### 사용할 기록
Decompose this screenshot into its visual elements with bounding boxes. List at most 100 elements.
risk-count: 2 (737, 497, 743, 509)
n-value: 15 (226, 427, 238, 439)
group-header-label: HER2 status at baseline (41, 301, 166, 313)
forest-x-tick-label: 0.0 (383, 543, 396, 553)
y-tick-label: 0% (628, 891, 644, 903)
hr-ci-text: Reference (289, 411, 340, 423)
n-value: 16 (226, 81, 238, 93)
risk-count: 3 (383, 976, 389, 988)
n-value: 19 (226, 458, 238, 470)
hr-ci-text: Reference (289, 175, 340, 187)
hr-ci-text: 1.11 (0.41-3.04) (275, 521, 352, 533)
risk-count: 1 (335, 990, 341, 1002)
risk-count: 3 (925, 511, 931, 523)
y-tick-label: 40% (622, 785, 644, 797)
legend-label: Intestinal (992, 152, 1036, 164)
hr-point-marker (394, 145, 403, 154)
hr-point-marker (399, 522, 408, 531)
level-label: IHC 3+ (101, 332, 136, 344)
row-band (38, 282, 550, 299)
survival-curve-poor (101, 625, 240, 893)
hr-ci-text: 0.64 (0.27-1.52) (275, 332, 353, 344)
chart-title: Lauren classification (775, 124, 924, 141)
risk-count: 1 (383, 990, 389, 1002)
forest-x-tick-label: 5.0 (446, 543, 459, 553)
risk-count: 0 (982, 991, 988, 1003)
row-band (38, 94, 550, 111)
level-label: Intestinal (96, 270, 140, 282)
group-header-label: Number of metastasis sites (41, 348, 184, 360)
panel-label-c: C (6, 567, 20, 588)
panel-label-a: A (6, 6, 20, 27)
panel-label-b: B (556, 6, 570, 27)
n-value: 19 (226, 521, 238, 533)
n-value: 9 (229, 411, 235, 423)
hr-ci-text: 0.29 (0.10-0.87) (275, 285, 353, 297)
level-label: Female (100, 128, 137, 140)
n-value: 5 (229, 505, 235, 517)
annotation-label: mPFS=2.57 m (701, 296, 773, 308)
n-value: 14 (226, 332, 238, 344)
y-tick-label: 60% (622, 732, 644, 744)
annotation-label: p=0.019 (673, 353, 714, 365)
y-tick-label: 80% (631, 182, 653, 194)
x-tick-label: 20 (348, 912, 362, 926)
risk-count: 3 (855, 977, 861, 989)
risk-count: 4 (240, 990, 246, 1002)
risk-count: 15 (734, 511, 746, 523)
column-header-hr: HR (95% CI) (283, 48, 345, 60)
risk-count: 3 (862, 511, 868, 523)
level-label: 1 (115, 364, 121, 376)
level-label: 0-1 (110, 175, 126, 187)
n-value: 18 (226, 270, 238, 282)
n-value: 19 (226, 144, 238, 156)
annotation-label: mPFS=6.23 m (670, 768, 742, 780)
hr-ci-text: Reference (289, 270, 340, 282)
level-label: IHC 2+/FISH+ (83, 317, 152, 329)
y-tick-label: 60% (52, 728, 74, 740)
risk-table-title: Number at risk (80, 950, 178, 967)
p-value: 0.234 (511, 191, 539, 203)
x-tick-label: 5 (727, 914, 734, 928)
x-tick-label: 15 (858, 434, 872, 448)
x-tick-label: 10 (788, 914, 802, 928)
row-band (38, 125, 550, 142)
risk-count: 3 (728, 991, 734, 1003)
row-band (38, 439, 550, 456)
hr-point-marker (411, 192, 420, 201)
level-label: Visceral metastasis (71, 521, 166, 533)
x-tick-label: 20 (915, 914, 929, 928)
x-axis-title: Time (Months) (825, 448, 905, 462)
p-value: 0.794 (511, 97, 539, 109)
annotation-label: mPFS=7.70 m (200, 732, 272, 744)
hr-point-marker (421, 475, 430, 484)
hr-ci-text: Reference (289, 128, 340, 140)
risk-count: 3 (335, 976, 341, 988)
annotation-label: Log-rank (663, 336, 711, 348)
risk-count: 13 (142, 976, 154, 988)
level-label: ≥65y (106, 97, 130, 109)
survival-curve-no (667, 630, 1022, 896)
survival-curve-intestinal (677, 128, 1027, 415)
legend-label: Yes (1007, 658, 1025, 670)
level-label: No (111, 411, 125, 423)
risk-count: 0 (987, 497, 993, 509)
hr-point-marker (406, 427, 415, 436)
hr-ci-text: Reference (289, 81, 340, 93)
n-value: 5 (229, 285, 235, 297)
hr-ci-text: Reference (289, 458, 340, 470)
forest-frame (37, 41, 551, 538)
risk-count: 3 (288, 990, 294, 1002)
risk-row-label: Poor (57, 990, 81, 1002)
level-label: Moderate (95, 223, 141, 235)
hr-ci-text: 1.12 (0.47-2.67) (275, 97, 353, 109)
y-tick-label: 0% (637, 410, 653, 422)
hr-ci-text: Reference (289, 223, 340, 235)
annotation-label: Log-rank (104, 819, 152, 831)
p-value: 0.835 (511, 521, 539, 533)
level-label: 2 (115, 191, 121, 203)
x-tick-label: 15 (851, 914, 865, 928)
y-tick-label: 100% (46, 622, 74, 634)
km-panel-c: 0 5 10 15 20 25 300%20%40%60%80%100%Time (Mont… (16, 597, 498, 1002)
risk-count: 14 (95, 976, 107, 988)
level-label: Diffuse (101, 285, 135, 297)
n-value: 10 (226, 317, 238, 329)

### 풀어야 할 문제
위 기록에서 문자열 "forest"가 포함된 줄을 빠짐없이 추출하세요. 대소문자를 구분합니다.

### 문제 풀이
forest-x-tick-label: 0.0 (383, 543, 396, 553)
forest-x-tick-label: 5.0 (446, 543, 459, 553)
forest-frame (37, 41, 551, 538)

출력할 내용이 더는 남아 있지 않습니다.